What you have to do: Lines containing the word "screenshot" are the ones to copy from the records below.

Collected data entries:
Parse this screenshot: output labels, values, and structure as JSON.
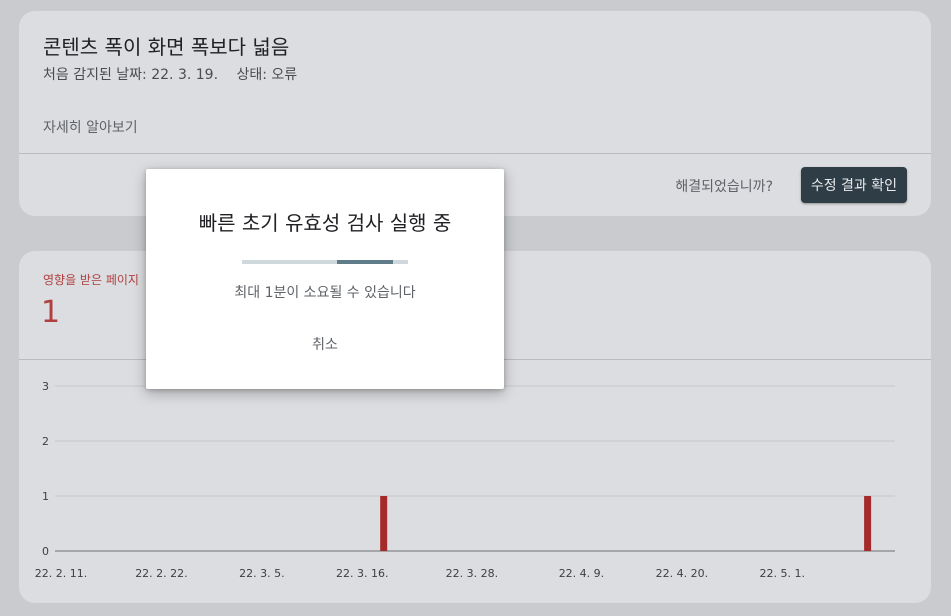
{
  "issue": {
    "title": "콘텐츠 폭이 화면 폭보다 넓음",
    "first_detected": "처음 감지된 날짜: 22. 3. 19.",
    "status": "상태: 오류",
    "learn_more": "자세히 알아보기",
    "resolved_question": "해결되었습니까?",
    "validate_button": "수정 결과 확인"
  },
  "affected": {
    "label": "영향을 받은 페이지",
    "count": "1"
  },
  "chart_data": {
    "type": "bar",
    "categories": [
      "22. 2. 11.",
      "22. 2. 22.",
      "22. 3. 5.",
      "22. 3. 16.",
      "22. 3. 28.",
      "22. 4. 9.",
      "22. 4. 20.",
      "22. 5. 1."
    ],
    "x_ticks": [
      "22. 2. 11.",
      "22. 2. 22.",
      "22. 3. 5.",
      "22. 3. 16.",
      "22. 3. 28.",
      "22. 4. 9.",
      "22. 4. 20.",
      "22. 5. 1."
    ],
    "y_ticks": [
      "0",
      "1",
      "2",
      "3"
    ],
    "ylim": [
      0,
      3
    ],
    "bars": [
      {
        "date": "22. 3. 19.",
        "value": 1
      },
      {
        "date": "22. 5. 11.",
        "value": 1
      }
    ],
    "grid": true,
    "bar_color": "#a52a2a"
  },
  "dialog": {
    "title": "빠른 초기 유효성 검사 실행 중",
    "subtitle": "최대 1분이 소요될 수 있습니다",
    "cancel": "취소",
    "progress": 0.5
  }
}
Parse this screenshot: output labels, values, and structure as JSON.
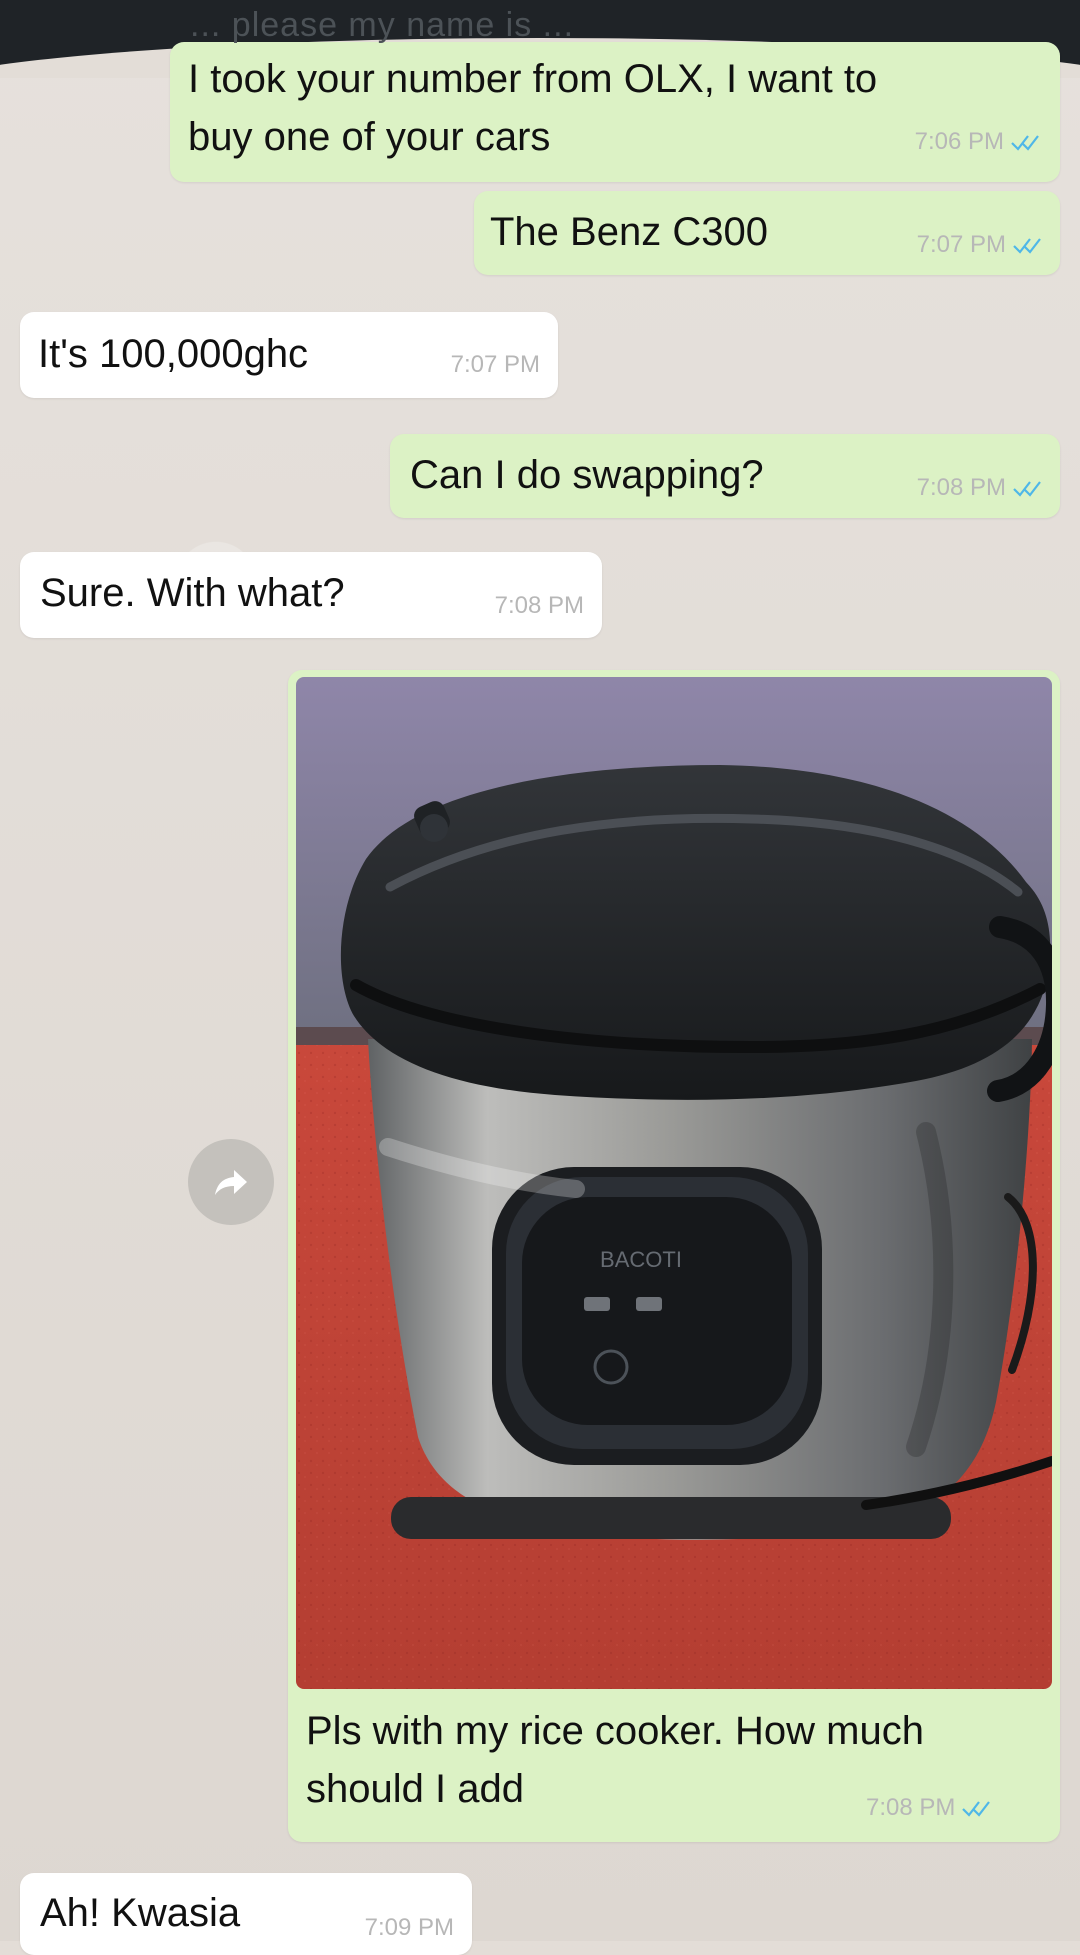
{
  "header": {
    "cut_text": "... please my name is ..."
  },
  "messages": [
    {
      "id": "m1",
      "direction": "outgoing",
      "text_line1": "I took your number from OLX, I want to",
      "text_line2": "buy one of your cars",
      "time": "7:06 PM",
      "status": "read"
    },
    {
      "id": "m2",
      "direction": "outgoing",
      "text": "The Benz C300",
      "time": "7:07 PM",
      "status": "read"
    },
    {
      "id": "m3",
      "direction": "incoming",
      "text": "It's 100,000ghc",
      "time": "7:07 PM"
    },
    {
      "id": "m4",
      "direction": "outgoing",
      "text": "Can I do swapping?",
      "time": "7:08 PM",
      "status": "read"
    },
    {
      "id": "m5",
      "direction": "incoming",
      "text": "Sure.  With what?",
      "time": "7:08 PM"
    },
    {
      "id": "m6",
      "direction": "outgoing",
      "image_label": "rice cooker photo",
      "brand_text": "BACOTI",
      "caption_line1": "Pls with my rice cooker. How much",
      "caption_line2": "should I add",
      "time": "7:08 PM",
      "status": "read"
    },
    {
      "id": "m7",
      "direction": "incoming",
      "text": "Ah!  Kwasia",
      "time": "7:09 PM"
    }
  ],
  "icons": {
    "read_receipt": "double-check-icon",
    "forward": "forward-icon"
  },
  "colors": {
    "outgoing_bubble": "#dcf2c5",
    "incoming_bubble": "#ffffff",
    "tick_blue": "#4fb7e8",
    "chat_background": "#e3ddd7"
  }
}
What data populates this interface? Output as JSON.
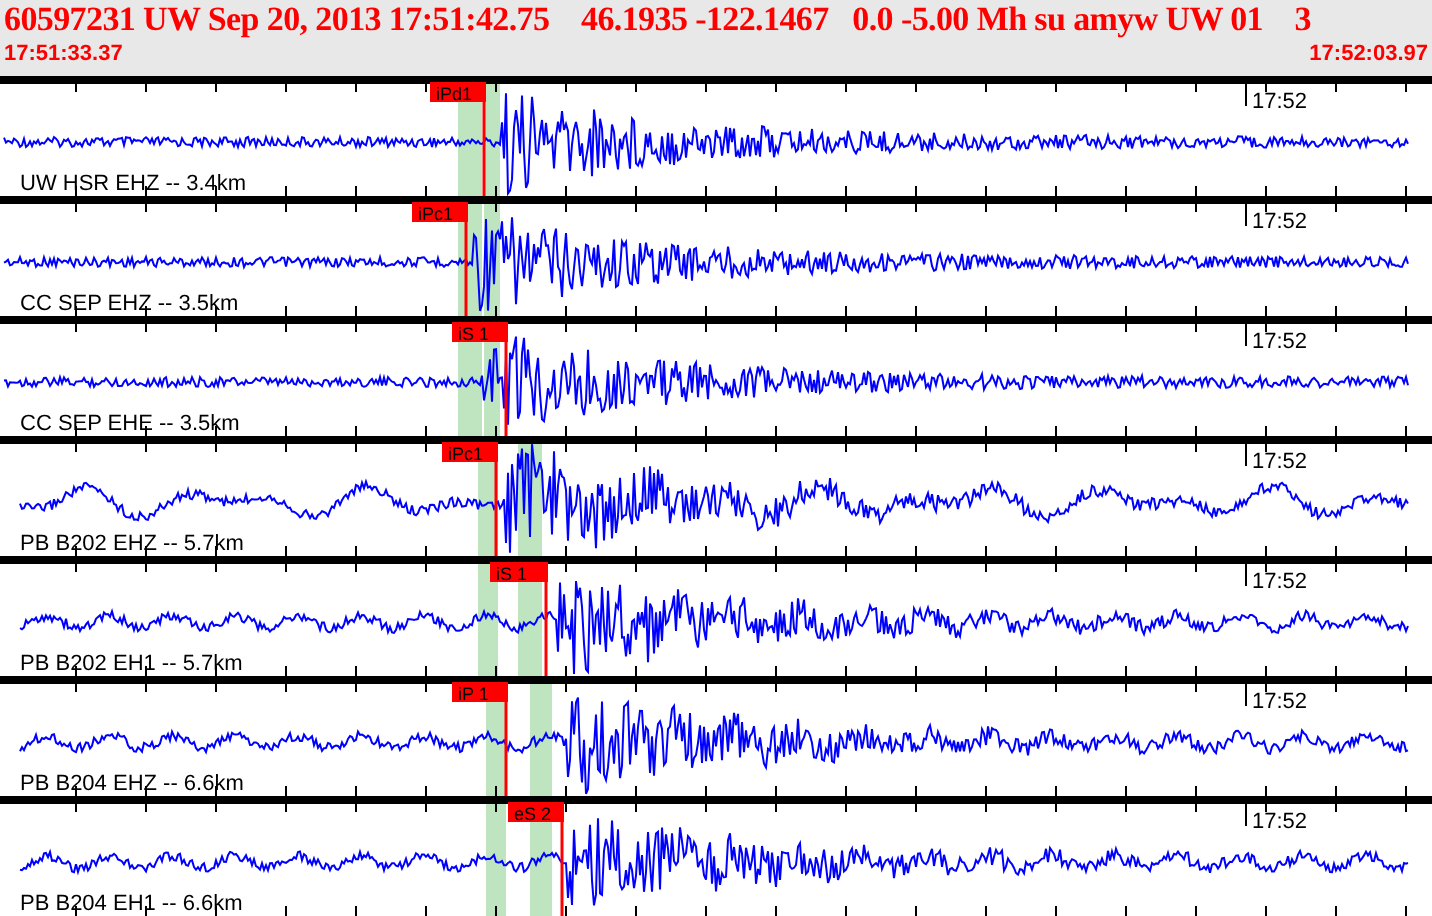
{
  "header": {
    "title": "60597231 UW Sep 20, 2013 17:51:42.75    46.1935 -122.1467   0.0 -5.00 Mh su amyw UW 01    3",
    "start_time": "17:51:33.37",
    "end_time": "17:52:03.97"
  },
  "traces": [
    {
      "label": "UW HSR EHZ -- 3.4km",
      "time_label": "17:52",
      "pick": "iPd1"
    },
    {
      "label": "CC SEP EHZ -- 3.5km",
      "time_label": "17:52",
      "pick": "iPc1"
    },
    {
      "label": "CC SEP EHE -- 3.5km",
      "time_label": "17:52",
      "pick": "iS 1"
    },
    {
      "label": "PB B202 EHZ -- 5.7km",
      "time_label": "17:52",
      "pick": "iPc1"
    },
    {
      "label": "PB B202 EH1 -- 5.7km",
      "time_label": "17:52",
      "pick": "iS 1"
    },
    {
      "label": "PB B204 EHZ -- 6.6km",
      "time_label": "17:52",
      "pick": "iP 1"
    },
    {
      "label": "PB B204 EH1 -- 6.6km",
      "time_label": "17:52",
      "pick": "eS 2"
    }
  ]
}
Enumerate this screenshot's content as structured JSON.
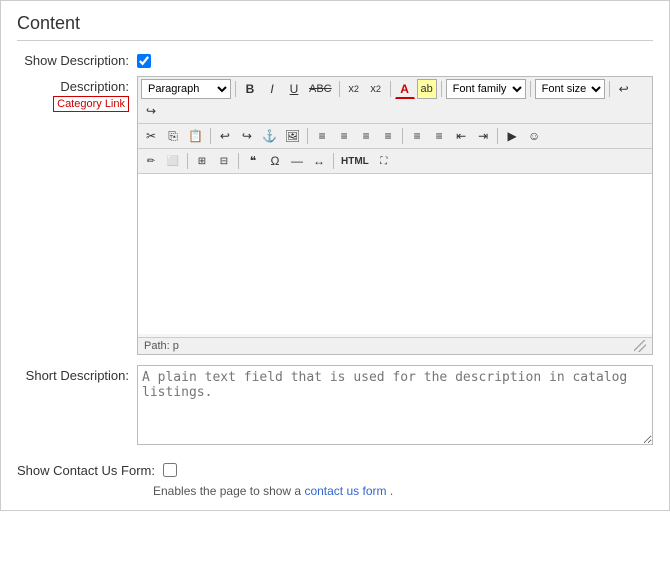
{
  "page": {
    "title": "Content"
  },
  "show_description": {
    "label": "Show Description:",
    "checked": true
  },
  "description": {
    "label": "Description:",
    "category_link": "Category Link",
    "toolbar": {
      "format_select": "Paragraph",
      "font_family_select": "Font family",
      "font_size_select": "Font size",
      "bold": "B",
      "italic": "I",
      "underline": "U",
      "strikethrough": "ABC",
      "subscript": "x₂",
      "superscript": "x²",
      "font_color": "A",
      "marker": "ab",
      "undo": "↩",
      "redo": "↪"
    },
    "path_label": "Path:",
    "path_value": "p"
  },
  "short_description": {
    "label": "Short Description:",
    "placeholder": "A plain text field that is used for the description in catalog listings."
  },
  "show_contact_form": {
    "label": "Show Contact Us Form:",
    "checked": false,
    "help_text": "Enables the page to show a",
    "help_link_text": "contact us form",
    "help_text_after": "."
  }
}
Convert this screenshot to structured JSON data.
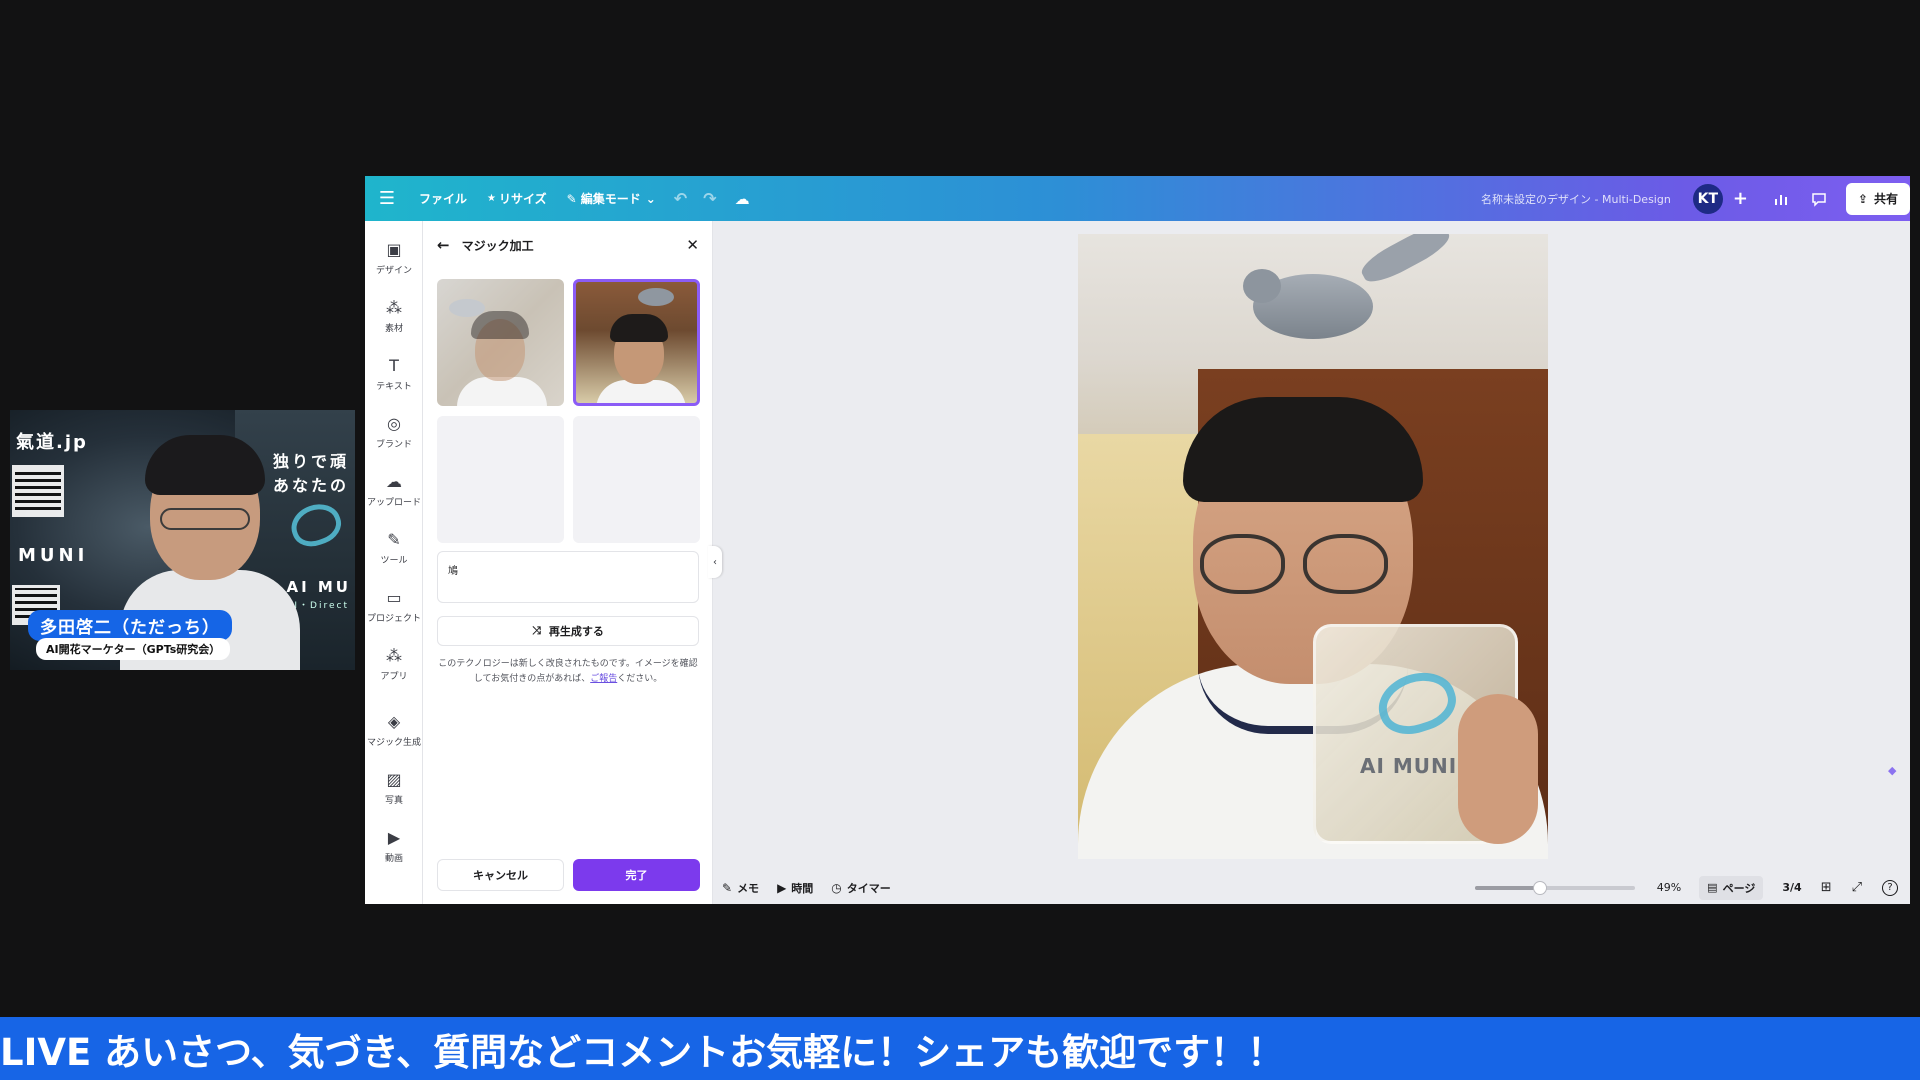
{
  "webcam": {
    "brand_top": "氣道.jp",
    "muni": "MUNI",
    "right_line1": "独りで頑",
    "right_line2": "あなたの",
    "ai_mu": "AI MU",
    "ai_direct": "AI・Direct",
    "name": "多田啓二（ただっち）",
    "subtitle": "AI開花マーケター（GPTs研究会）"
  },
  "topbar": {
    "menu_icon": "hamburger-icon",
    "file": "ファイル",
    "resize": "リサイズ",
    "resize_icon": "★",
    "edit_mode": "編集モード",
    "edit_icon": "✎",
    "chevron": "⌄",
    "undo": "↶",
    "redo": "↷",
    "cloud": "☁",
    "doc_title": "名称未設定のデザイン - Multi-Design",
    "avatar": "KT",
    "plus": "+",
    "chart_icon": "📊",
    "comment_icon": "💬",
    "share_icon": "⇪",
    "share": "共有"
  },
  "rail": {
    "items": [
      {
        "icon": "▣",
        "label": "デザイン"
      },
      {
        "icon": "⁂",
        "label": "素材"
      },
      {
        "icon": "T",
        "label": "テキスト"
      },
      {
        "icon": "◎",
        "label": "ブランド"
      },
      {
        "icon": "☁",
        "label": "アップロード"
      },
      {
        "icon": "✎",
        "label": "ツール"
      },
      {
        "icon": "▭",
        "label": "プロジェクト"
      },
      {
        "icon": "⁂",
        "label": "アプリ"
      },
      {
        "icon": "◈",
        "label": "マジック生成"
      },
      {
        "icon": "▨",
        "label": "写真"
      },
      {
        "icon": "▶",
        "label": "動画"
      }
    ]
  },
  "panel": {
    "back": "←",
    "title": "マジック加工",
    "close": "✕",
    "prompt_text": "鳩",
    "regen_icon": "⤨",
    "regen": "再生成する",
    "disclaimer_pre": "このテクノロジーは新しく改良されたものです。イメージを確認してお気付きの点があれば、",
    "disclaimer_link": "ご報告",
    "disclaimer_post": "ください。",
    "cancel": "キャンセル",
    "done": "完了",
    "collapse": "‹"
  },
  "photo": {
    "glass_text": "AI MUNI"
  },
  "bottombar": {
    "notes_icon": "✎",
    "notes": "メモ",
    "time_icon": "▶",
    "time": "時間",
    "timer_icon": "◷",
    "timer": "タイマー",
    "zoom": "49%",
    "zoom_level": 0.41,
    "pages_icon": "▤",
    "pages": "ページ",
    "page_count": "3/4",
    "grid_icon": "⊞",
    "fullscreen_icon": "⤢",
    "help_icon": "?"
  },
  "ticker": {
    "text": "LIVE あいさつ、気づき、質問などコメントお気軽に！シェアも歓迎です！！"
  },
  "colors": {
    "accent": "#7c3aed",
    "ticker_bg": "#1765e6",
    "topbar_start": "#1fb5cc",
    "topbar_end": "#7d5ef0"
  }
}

Result of the exercise:
Parse this screenshot: output labels, values, and structure as JSON.
Parse this screenshot: output labels, values, and structure as JSON.
Enumerate this screenshot's content as structured JSON.
Convert this screenshot to structured JSON data.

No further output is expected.